* **What is required**
Without the pictures, output the records below word for word.

* **Provided material**
------------------------------------

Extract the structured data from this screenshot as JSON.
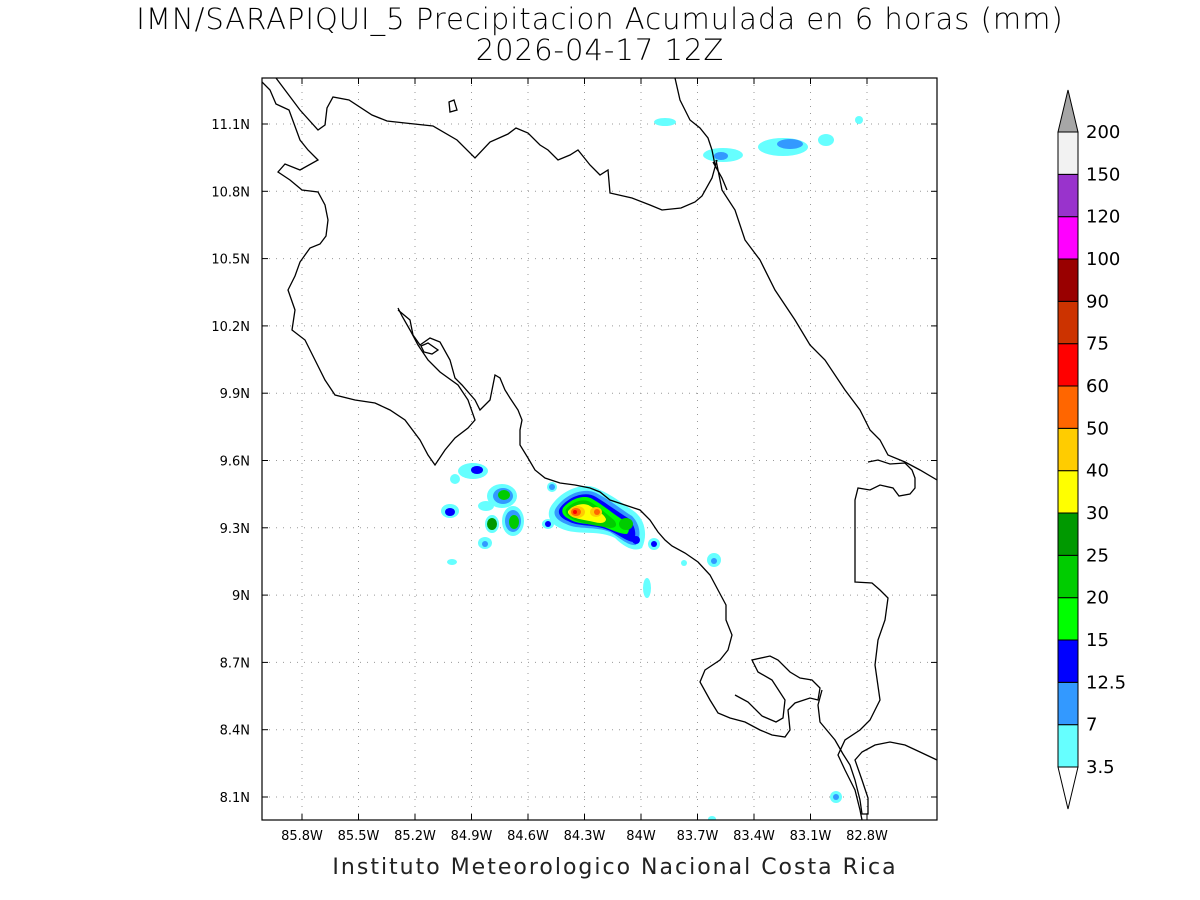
{
  "title": {
    "line1": "IMN/SARAPIQUI_5 Precipitacion Acumulada en 6 horas (mm)",
    "line2": "2026-04-17 12Z"
  },
  "footer": "Instituto Meteorologico Nacional Costa Rica",
  "map": {
    "lat_ticks": [
      "11.1N",
      "10.8N",
      "10.5N",
      "10.2N",
      "9.9N",
      "9.6N",
      "9.3N",
      "9N",
      "8.7N",
      "8.4N",
      "8.1N"
    ],
    "lon_ticks": [
      "85.8W",
      "85.5W",
      "85.2W",
      "84.9W",
      "84.6W",
      "84.3W",
      "84W",
      "83.7W",
      "83.4W",
      "83.1W",
      "82.8W"
    ],
    "grid": "dotted"
  },
  "colorbar": {
    "labels": [
      "3.5",
      "7",
      "12.5",
      "15",
      "20",
      "25",
      "30",
      "40",
      "50",
      "60",
      "75",
      "90",
      "100",
      "120",
      "150",
      "200"
    ],
    "colors": [
      "#ffffff",
      "#66ffff",
      "#3399ff",
      "#0000ff",
      "#00ff00",
      "#00cc00",
      "#009900",
      "#ffff00",
      "#ffcc00",
      "#ff6600",
      "#ff0000",
      "#cc3300",
      "#990000",
      "#ff00ff",
      "#9933cc",
      "#f2f2f2",
      "#a6a6a6"
    ]
  }
}
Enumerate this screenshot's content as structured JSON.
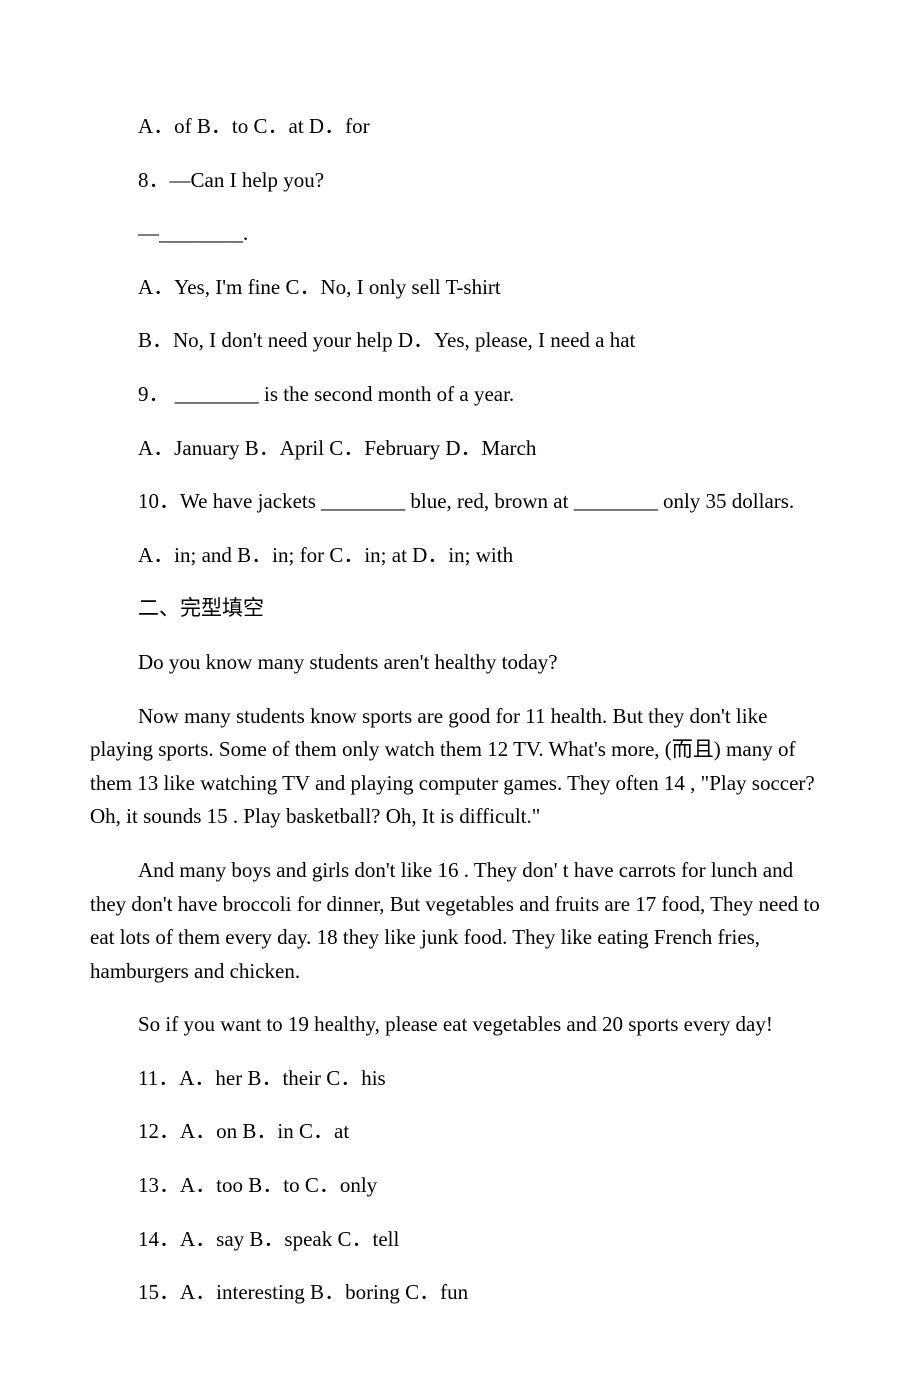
{
  "q7_options": "A．of B．to C．at D．for",
  "q8_stem": "8．—Can I help you?",
  "q8_dash": "—________.",
  "q8_row1": "A．Yes, I'm fine C．No, I only sell T-shirt",
  "q8_row2": "B．No, I don't need your help D．Yes, please, I need a hat",
  "q9_stem": "9． ________ is the second month of a year.",
  "q9_options": "A．January B．April C．February D．March",
  "q10_stem": "10．We have jackets ________ blue, red, brown at ________ only 35 dollars.",
  "q10_options": "A．in; and B．in; for C．in; at D．in; with",
  "section2_title": "二、完型填空",
  "passage1": " Do you know many students aren't healthy today?",
  "passage2": "Now many students know sports are good for  11  health. But they don't like playing sports. Some of them only watch them  12  TV. What's more, (而且) many of them  13  like watching TV and playing computer games. They often  14  , \"Play soccer? Oh, it sounds  15 . Play basketball? Oh, It is difficult.\"",
  "passage3": "And many boys and girls don't like  16 . They don' t have carrots for lunch and they don't have broccoli for dinner, But vegetables and fruits are  17  food, They need to eat lots of them every day.  18  they like junk food. They like eating French fries, hamburgers and chicken.",
  "passage4": "So if you want to  19  healthy, please eat vegetables and  20  sports every day!",
  "q11": "11．A．her B．their C．his",
  "q12": "12．A．on B．in C．at",
  "q13": "13．A．too B．to C．only",
  "q14": "14．A．say B．speak C．tell",
  "q15": "15．A．interesting B．boring C．fun"
}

------------------------------------

* **The response**
Extract the structured data from this screenshot as JSON.
{
  "title": {
    "line1": "IMN/SARAPIQUI_5 Precipitacion Acumulada en 6 horas (mm)",
    "line2": "2026-04-17 12Z"
  },
  "footer": "Instituto Meteorologico Nacional Costa Rica",
  "map": {
    "lat_ticks": [
      "11.1N",
      "10.8N",
      "10.5N",
      "10.2N",
      "9.9N",
      "9.6N",
      "9.3N",
      "9N",
      "8.7N",
      "8.4N",
      "8.1N"
    ],
    "lon_ticks": [
      "85.8W",
      "85.5W",
      "85.2W",
      "84.9W",
      "84.6W",
      "84.3W",
      "84W",
      "83.7W",
      "83.4W",
      "83.1W",
      "82.8W"
    ],
    "grid": "dotted"
  },
  "colorbar": {
    "labels": [
      "3.5",
      "7",
      "12.5",
      "15",
      "20",
      "25",
      "30",
      "40",
      "50",
      "60",
      "75",
      "90",
      "100",
      "120",
      "150",
      "200"
    ],
    "colors": [
      "#ffffff",
      "#66ffff",
      "#3399ff",
      "#0000ff",
      "#00ff00",
      "#00cc00",
      "#009900",
      "#ffff00",
      "#ffcc00",
      "#ff6600",
      "#ff0000",
      "#cc3300",
      "#990000",
      "#ff00ff",
      "#9933cc",
      "#f2f2f2",
      "#a6a6a6"
    ]
  }
}
Enumerate this screenshot's content as structured JSON.
{
  "q7_options": "A．of B．to C．at D．for",
  "q8_stem": "8．—Can I help you?",
  "q8_dash": "—________.",
  "q8_row1": "A．Yes, I'm fine C．No, I only sell T-shirt",
  "q8_row2": "B．No, I don't need your help D．Yes, please, I need a hat",
  "q9_stem": "9． ________ is the second month of a year.",
  "q9_options": "A．January B．April C．February D．March",
  "q10_stem": "10．We have jackets ________ blue, red, brown at ________ only 35 dollars.",
  "q10_options": "A．in; and B．in; for C．in; at D．in; with",
  "section2_title": "二、完型填空",
  "passage1": " Do you know many students aren't healthy today?",
  "passage2": "Now many students know sports are good for  11  health. But they don't like playing sports. Some of them only watch them  12  TV. What's more, (而且) many of them  13  like watching TV and playing computer games. They often  14  , \"Play soccer? Oh, it sounds  15 . Play basketball? Oh, It is difficult.\"",
  "passage3": "And many boys and girls don't like  16 . They don' t have carrots for lunch and they don't have broccoli for dinner, But vegetables and fruits are  17  food, They need to eat lots of them every day.  18  they like junk food. They like eating French fries, hamburgers and chicken.",
  "passage4": "So if you want to  19  healthy, please eat vegetables and  20  sports every day!",
  "q11": "11．A．her B．their C．his",
  "q12": "12．A．on B．in C．at",
  "q13": "13．A．too B．to C．only",
  "q14": "14．A．say B．speak C．tell",
  "q15": "15．A．interesting B．boring C．fun"
}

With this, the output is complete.